*** Available data

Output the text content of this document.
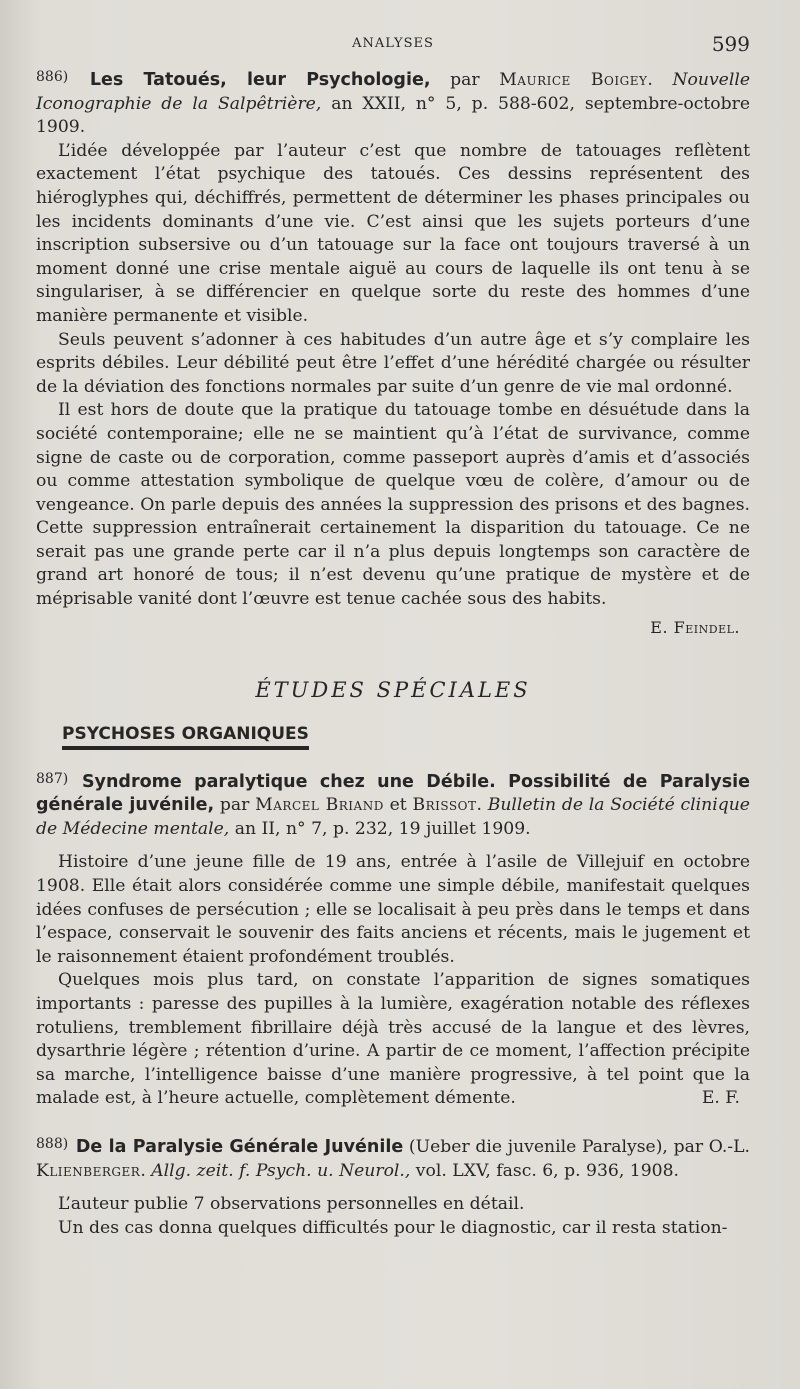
ANALYSES	599

$^{886)}$ Les Tatoués, leur Psychologie, par Maurice Boigey. Nouvelle Iconographie de la Salpêtrière, an XXII, n° 5, p. 588-602, septembre-octobre 1909.

L’idée développée par l’auteur c’est que nombre de tatouages reflètent exactement l’état psychique des tatoués. Ces dessins représentent des hiéroglyphes qui, déchiffrés, permettent de déterminer les phases principales ou les incidents dominants d’une vie. C’est ainsi que les sujets porteurs d’une inscription subsersive ou d’un tatouage sur la face ont toujours traversé à un moment donné une crise mentale aiguë au cours de laquelle ils ont tenu à se singulariser, à se différencier en quelque sorte du reste des hommes d’une manière permanente et visible.

Seuls peuvent s’adonner à ces habitudes d’un autre âge et s’y complaire les esprits débiles. Leur débilité peut être l’effet d’une hérédité chargée ou résulter de la déviation des fonctions normales par suite d’un genre de vie mal ordonné.

Il est hors de doute que la pratique du tatouage tombe en désuétude dans la société contemporaine; elle ne se maintient qu’à l’état de survivance, comme signe de caste ou de corporation, comme passeport auprès d’amis et d’associés ou comme attestation symbolique de quelque vœu de colère, d’amour ou de vengeance. On parle depuis des années la suppression des prisons et des bagnes. Cette suppression entraînerait certainement la disparition du tatouage. Ce ne serait pas une grande perte car il n’a plus depuis longtemps son caractère de grand art honoré de tous; il n’est devenu qu’une pratique de mystère et de méprisable vanité dont l’œuvre est tenue cachée sous des habits.

E. Feindel.
ÉTUDES SPÉCIALES
PSYCHOSES ORGANIQUES

$^{887)}$ Syndrome paralytique chez une Débile. Possibilité de Paralysie générale juvénile, par Marcel Briand et Brissot. Bulletin de la Société clinique de Médecine mentale, an II, n° 7, p. 232, 19 juillet 1909.

Histoire d’une jeune fille de 19 ans, entrée à l’asile de Villejuif en octobre 1908. Elle était alors considérée comme une simple débile, manifestait quelques idées confuses de persécution ; elle se localisait à peu près dans le temps et dans l’espace, conservait le souvenir des faits anciens et récents, mais le jugement et le raisonnement étaient profondément troublés.

Quelques mois plus tard, on constate l’apparition de signes somatiques importants : paresse des pupilles à la lumière, exagération notable des réflexes rotuliens, tremblement fibrillaire déjà très accusé de la langue et des lèvres, dysarthrie légère ; rétention d’urine. A partir de ce moment, l’affection précipite sa marche, l’intelligence baisse d’une manière progressive, à tel point que la malade est, à l’heure actuelle, complètement démente.	E. F.

$^{888)}$ De la Paralysie Générale Juvénile (Ueber die juvenile Paralyse), par O.-L. Klienberger. Allg. zeit. f. Psych. u. Neurol., vol. LXV, fasc. 6, p. 936, 1908.

L’auteur publie 7 observations personnelles en détail.

Un des cas donna quelques difficultés pour le diagnostic, car il resta station-
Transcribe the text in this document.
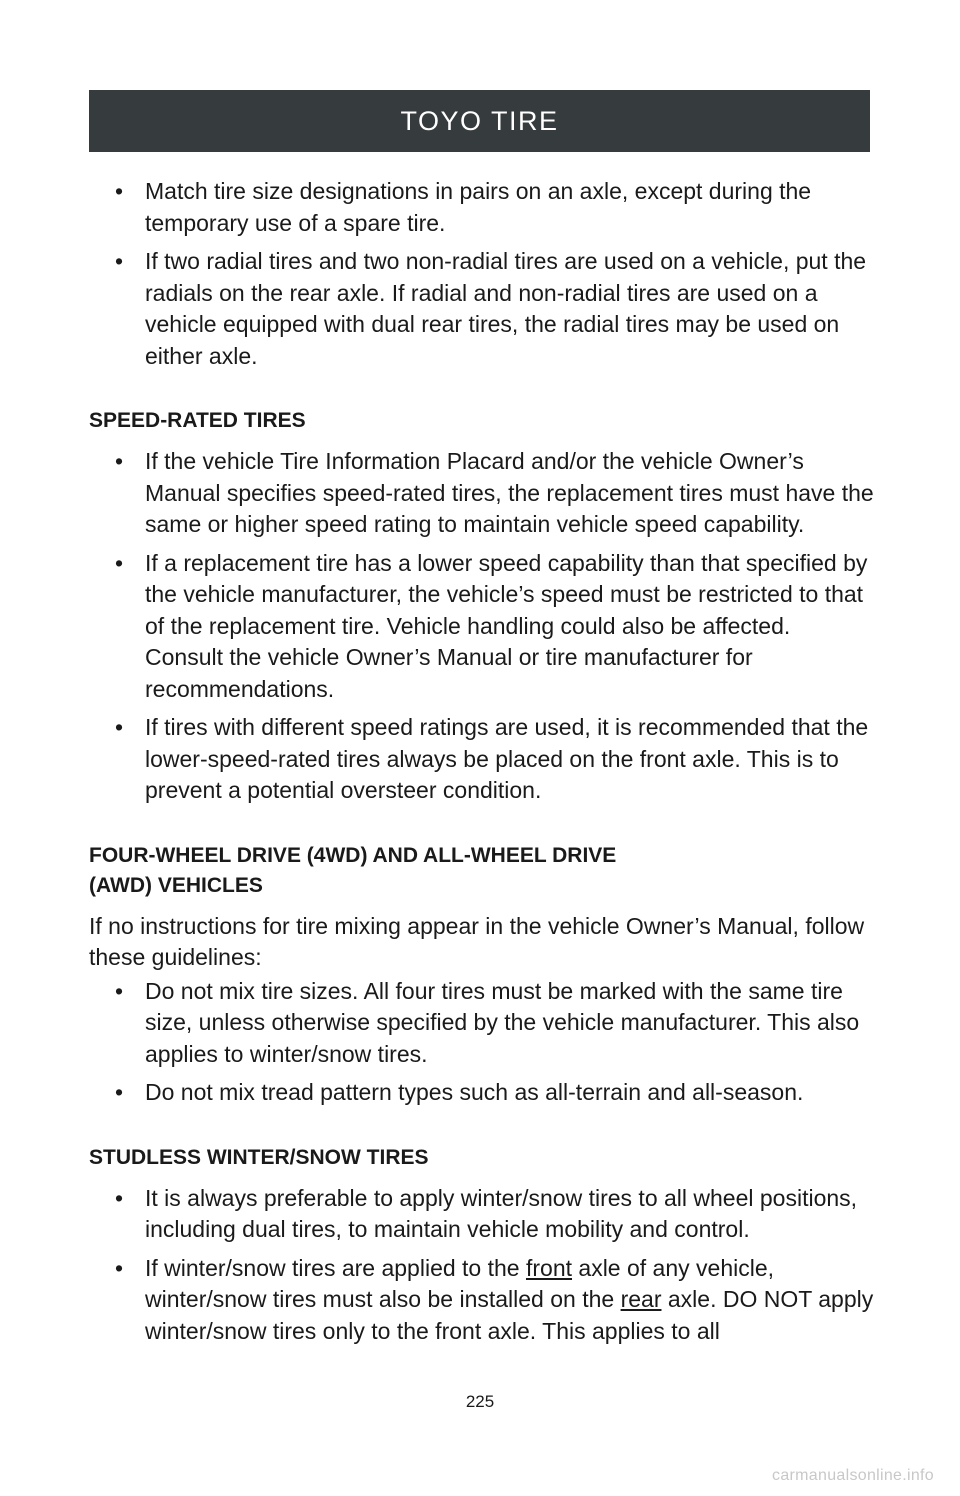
TOYO TIRE
• Match tire size designations in pairs on an axle, except during the temporary use of a spare tire.
• If two radial tires and two non-radial tires are used on a vehicle, put the radials on the rear axle. If radial and non-radial tires are used on a vehicle equipped with dual rear tires, the radial tires may be used on either axle.
SPEED-RATED TIRES
• If the vehicle Tire Information Placard and/or the vehicle Owner’s Manual specifies speed-rated tires, the replacement tires must have the same or higher speed rating to maintain vehicle speed capability.
• If a replacement tire has a lower speed capability than that specified by the vehicle manufacturer, the vehicle’s speed must be restricted to that of the replacement tire. Vehicle handling could also be affected. Consult the vehicle Owner’s Manual or tire manufacturer for recommendations.
• If tires with different speed ratings are used, it is recommended that the lower-speed-rated tires always be placed on the front axle. This is to prevent a potential oversteer condition.
FOUR-WHEEL DRIVE (4WD) AND ALL-WHEEL DRIVE
(AWD) VEHICLES
If no instructions for tire mixing appear in the vehicle Owner’s Manual, follow these guidelines:
• Do not mix tire sizes. All four tires must be marked with the same tire size, unless otherwise specified by the vehicle manufacturer. This also applies to winter/snow tires.
• Do not mix tread pattern types such as all-terrain and all-season.
STUDLESS WINTER/SNOW TIRES
• It is always preferable to apply winter/snow tires to all wheel positions, including dual tires, to maintain vehicle mobility and control.
• If winter/snow tires are applied to the front axle of any vehicle, winter/snow tires must also be installed on the rear axle. DO NOT apply winter/snow tires only to the front axle. This applies to all
225
carmanualsonline.info
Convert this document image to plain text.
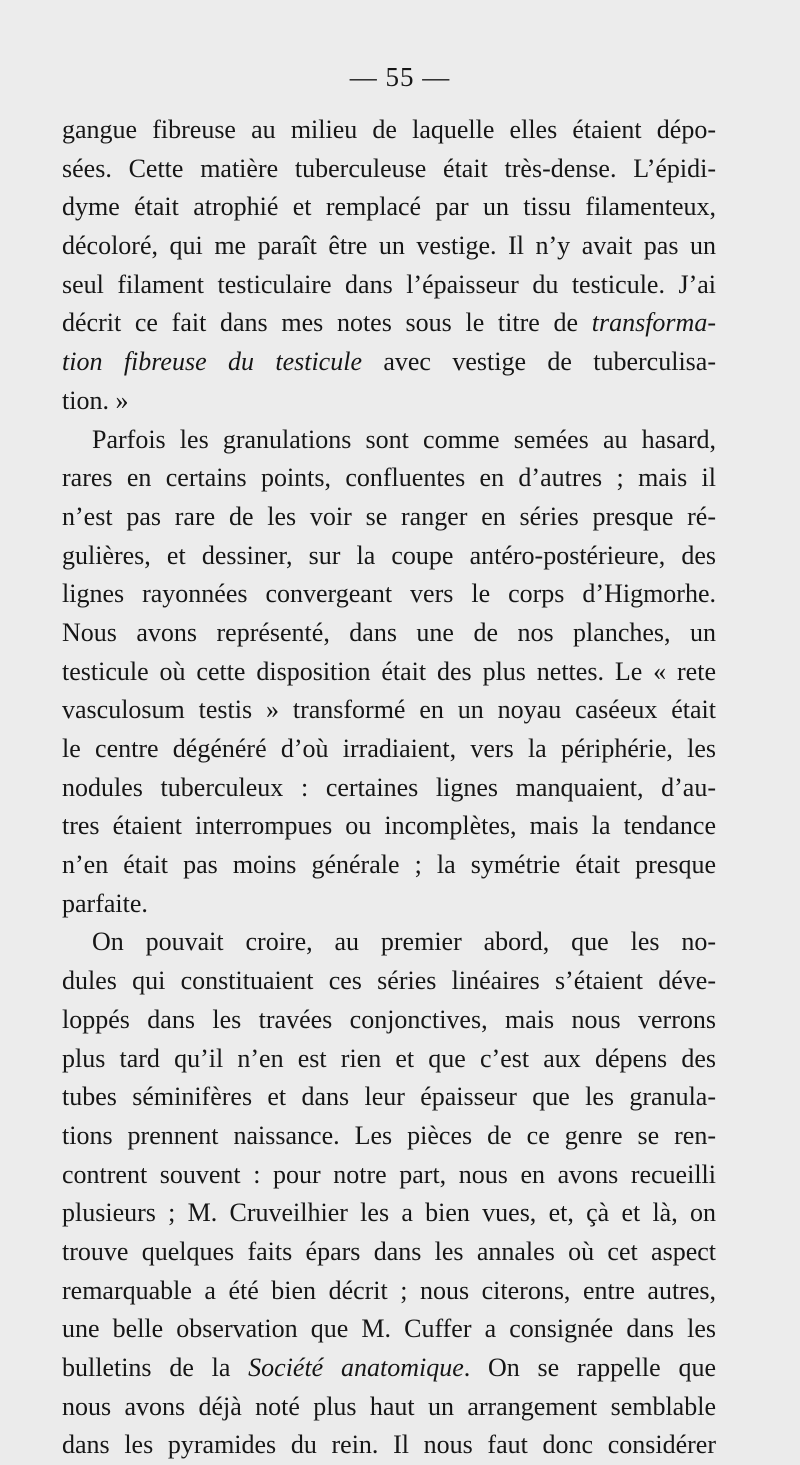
— 55 —
gangue fibreuse au milieu de laquelle elles étaient dépo-
sées. Cette matière tuberculeuse était très-dense. L’épidi-
dyme était atrophié et remplacé par un tissu filamenteux,
décoloré, qui me paraît être un vestige. Il n’y avait pas un
seul filament testiculaire dans l’épaisseur du testicule. J’ai
décrit ce fait dans mes notes sous le titre de transforma-
tion fibreuse du testicule avec vestige de tuberculisa-
tion. »
Parfois les granulations sont comme semées au hasard,
rares en certains points, confluentes en d’autres ; mais il
n’est pas rare de les voir se ranger en séries presque ré-
gulières, et dessiner, sur la coupe antéro-postérieure, des
lignes rayonnées convergeant vers le corps d’Higmorhe.
Nous avons représenté, dans une de nos planches, un
testicule où cette disposition était des plus nettes. Le « rete
vasculosum testis » transformé en un noyau caséeux était
le centre dégénéré d’où irradiaient, vers la périphérie, les
nodules tuberculeux : certaines lignes manquaient, d’au-
tres étaient interrompues ou incomplètes, mais la tendance
n’en était pas moins générale ; la symétrie était presque
parfaite.
On pouvait croire, au premier abord, que les no-
dules qui constituaient ces séries linéaires s’étaient déve-
loppés dans les travées conjonctives, mais nous verrons
plus tard qu’il n’en est rien et que c’est aux dépens des
tubes séminifères et dans leur épaisseur que les granula-
tions prennent naissance. Les pièces de ce genre se ren-
contrent souvent : pour notre part, nous en avons recueilli
plusieurs ; M. Cruveilhier les a bien vues, et, çà et là, on
trouve quelques faits épars dans les annales où cet aspect
remarquable a été bien décrit ; nous citerons, entre autres,
une belle observation que M. Cuffer a consignée dans les
bulletins de la Société anatomique. On se rappelle que
nous avons déjà noté plus haut un arrangement semblable
dans les pyramides du rein. Il nous faut donc considérer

******

**To do:**
Print all of the entries word for word. Skip any images they contain.

**Answer for this exercise:**
Output the text content of this document.
ANALYSES	599

$^{886)}$ Les Tatoués, leur Psychologie, par Maurice Boigey. Nouvelle Iconographie de la Salpêtrière, an XXII, n° 5, p. 588-602, septembre-octobre 1909.

L’idée développée par l’auteur c’est que nombre de tatouages reflètent exactement l’état psychique des tatoués. Ces dessins représentent des hiéroglyphes qui, déchiffrés, permettent de déterminer les phases principales ou les incidents dominants d’une vie. C’est ainsi que les sujets porteurs d’une inscription subsersive ou d’un tatouage sur la face ont toujours traversé à un moment donné une crise mentale aiguë au cours de laquelle ils ont tenu à se singulariser, à se différencier en quelque sorte du reste des hommes d’une manière permanente et visible.

Seuls peuvent s’adonner à ces habitudes d’un autre âge et s’y complaire les esprits débiles. Leur débilité peut être l’effet d’une hérédité chargée ou résulter de la déviation des fonctions normales par suite d’un genre de vie mal ordonné.

Il est hors de doute que la pratique du tatouage tombe en désuétude dans la société contemporaine; elle ne se maintient qu’à l’état de survivance, comme signe de caste ou de corporation, comme passeport auprès d’amis et d’associés ou comme attestation symbolique de quelque vœu de colère, d’amour ou de vengeance. On parle depuis des années la suppression des prisons et des bagnes. Cette suppression entraînerait certainement la disparition du tatouage. Ce ne serait pas une grande perte car il n’a plus depuis longtemps son caractère de grand art honoré de tous; il n’est devenu qu’une pratique de mystère et de méprisable vanité dont l’œuvre est tenue cachée sous des habits.

E. Feindel.
ÉTUDES SPÉCIALES
PSYCHOSES ORGANIQUES

$^{887)}$ Syndrome paralytique chez une Débile. Possibilité de Paralysie générale juvénile, par Marcel Briand et Brissot. Bulletin de la Société clinique de Médecine mentale, an II, n° 7, p. 232, 19 juillet 1909.

Histoire d’une jeune fille de 19 ans, entrée à l’asile de Villejuif en octobre 1908. Elle était alors considérée comme une simple débile, manifestait quelques idées confuses de persécution ; elle se localisait à peu près dans le temps et dans l’espace, conservait le souvenir des faits anciens et récents, mais le jugement et le raisonnement étaient profondément troublés.

Quelques mois plus tard, on constate l’apparition de signes somatiques importants : paresse des pupilles à la lumière, exagération notable des réflexes rotuliens, tremblement fibrillaire déjà très accusé de la langue et des lèvres, dysarthrie légère ; rétention d’urine. A partir de ce moment, l’affection précipite sa marche, l’intelligence baisse d’une manière progressive, à tel point que la malade est, à l’heure actuelle, complètement démente.	E. F.

$^{888)}$ De la Paralysie Générale Juvénile (Ueber die juvenile Paralyse), par O.-L. Klienberger. Allg. zeit. f. Psych. u. Neurol., vol. LXV, fasc. 6, p. 936, 1908.

L’auteur publie 7 observations personnelles en détail.

Un des cas donna quelques difficultés pour le diagnostic, car il resta station-
Transcribe the text in this document.
TOYO TIRE
• Match tire size designations in pairs on an axle, except during the temporary use of a spare tire.
• If two radial tires and two non-radial tires are used on a vehicle, put the radials on the rear axle. If radial and non-radial tires are used on a vehicle equipped with dual rear tires, the radial tires may be used on either axle.
SPEED-RATED TIRES
• If the vehicle Tire Information Placard and/or the vehicle Owner’s Manual specifies speed-rated tires, the replacement tires must have the same or higher speed rating to maintain vehicle speed capability.
• If a replacement tire has a lower speed capability than that specified by the vehicle manufacturer, the vehicle’s speed must be restricted to that of the replacement tire. Vehicle handling could also be affected. Consult the vehicle Owner’s Manual or tire manufacturer for recommendations.
• If tires with different speed ratings are used, it is recommended that the lower-speed-rated tires always be placed on the front axle. This is to prevent a potential oversteer condition.
FOUR-WHEEL DRIVE (4WD) AND ALL-WHEEL DRIVE
(AWD) VEHICLES
If no instructions for tire mixing appear in the vehicle Owner’s Manual, follow these guidelines:
• Do not mix tire sizes. All four tires must be marked with the same tire size, unless otherwise specified by the vehicle manufacturer. This also applies to winter/snow tires.
• Do not mix tread pattern types such as all-terrain and all-season.
STUDLESS WINTER/SNOW TIRES
• It is always preferable to apply winter/snow tires to all wheel positions, including dual tires, to maintain vehicle mobility and control.
• If winter/snow tires are applied to the front axle of any vehicle, winter/snow tires must also be installed on the rear axle. DO NOT apply winter/snow tires only to the front axle. This applies to all
225
carmanualsonline.info
Convert this document image to plain text.
— 55 —
gangue fibreuse au milieu de laquelle elles étaient dépo-
sées. Cette matière tuberculeuse était très-dense. L’épidi-
dyme était atrophié et remplacé par un tissu filamenteux,
décoloré, qui me paraît être un vestige. Il n’y avait pas un
seul filament testiculaire dans l’épaisseur du testicule. J’ai
décrit ce fait dans mes notes sous le titre de transforma-
tion fibreuse du testicule avec vestige de tuberculisa-
tion. »
Parfois les granulations sont comme semées au hasard,
rares en certains points, confluentes en d’autres ; mais il
n’est pas rare de les voir se ranger en séries presque ré-
gulières, et dessiner, sur la coupe antéro-postérieure, des
lignes rayonnées convergeant vers le corps d’Higmorhe.
Nous avons représenté, dans une de nos planches, un
testicule où cette disposition était des plus nettes. Le « rete
vasculosum testis » transformé en un noyau caséeux était
le centre dégénéré d’où irradiaient, vers la périphérie, les
nodules tuberculeux : certaines lignes manquaient, d’au-
tres étaient interrompues ou incomplètes, mais la tendance
n’en était pas moins générale ; la symétrie était presque
parfaite.
On pouvait croire, au premier abord, que les no-
dules qui constituaient ces séries linéaires s’étaient déve-
loppés dans les travées conjonctives, mais nous verrons
plus tard qu’il n’en est rien et que c’est aux dépens des
tubes séminifères et dans leur épaisseur que les granula-
tions prennent naissance. Les pièces de ce genre se ren-
contrent souvent : pour notre part, nous en avons recueilli
plusieurs ; M. Cruveilhier les a bien vues, et, çà et là, on
trouve quelques faits épars dans les annales où cet aspect
remarquable a été bien décrit ; nous citerons, entre autres,
une belle observation que M. Cuffer a consignée dans les
bulletins de la Société anatomique. On se rappelle que
nous avons déjà noté plus haut un arrangement semblable
dans les pyramides du rein. Il nous faut donc considérer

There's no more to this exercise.